INSTRUCTIONS FOR THE TASK: Drop every picture and give the entries back exactly.
BEGIN MATERIAL FOR THIS TASK
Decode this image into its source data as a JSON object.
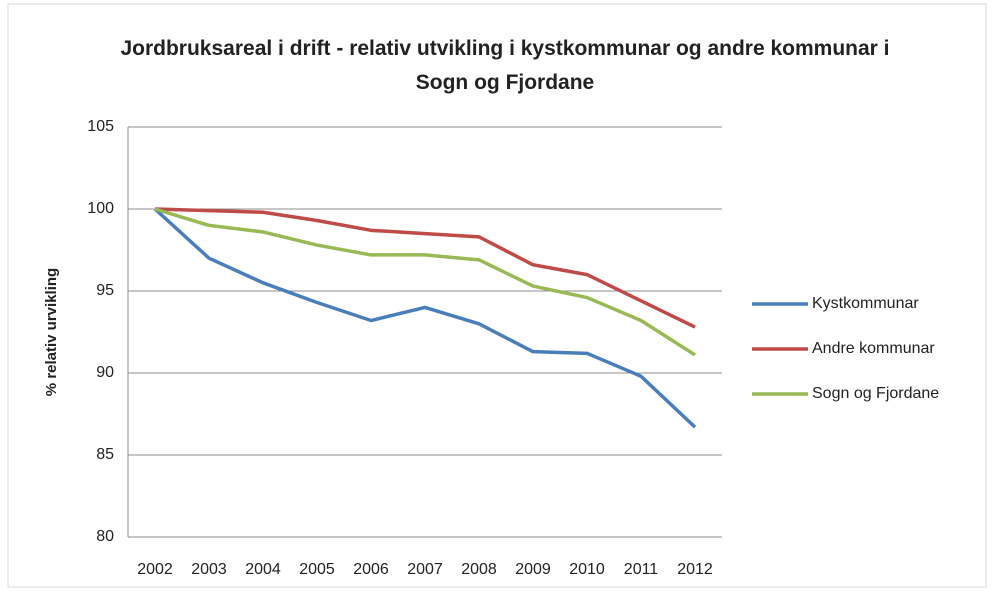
{
  "chart_data": {
    "type": "line",
    "title": "Jordbruksareal i drift - relativ utvikling i kystkommunar og andre kommunar i Sogn og Fjordane",
    "ylabel": "% relativ urvikling",
    "categories": [
      "2002",
      "2003",
      "2004",
      "2005",
      "2006",
      "2007",
      "2008",
      "2009",
      "2010",
      "2011",
      "2012"
    ],
    "series": [
      {
        "name": "Kystkommunar",
        "color": "#4a7ebb",
        "values": [
          100,
          97.0,
          95.5,
          94.3,
          93.2,
          94.0,
          93.0,
          91.3,
          91.2,
          89.8,
          86.7
        ]
      },
      {
        "name": "Andre kommunar",
        "color": "#be4b48",
        "values": [
          100,
          99.9,
          99.8,
          99.3,
          98.7,
          98.5,
          98.3,
          96.6,
          96.0,
          94.4,
          92.8
        ]
      },
      {
        "name": "Sogn og Fjordane",
        "color": "#98b954",
        "values": [
          100,
          99.0,
          98.6,
          97.8,
          97.2,
          97.2,
          96.9,
          95.3,
          94.6,
          93.2,
          91.1
        ]
      }
    ],
    "ylim": [
      80,
      105
    ],
    "yticks": [
      80,
      85,
      90,
      95,
      100,
      105
    ],
    "grid": true,
    "legend": "right"
  }
}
END MATERIAL FOR THIS TASK
ANSWER TO THIS PROBLEM:
Decode this image into its source data as a JSON object.
{
  "chart_data": {
    "type": "line",
    "title": "Jordbruksareal i drift - relativ utvikling i kystkommunar og andre kommunar i Sogn og Fjordane",
    "ylabel": "% relativ urvikling",
    "categories": [
      "2002",
      "2003",
      "2004",
      "2005",
      "2006",
      "2007",
      "2008",
      "2009",
      "2010",
      "2011",
      "2012"
    ],
    "series": [
      {
        "name": "Kystkommunar",
        "color": "#4a7ebb",
        "values": [
          100,
          97.0,
          95.5,
          94.3,
          93.2,
          94.0,
          93.0,
          91.3,
          91.2,
          89.8,
          86.7
        ]
      },
      {
        "name": "Andre kommunar",
        "color": "#be4b48",
        "values": [
          100,
          99.9,
          99.8,
          99.3,
          98.7,
          98.5,
          98.3,
          96.6,
          96.0,
          94.4,
          92.8
        ]
      },
      {
        "name": "Sogn og Fjordane",
        "color": "#98b954",
        "values": [
          100,
          99.0,
          98.6,
          97.8,
          97.2,
          97.2,
          96.9,
          95.3,
          94.6,
          93.2,
          91.1
        ]
      }
    ],
    "ylim": [
      80,
      105
    ],
    "yticks": [
      80,
      85,
      90,
      95,
      100,
      105
    ],
    "grid": true,
    "legend": "right"
  }
}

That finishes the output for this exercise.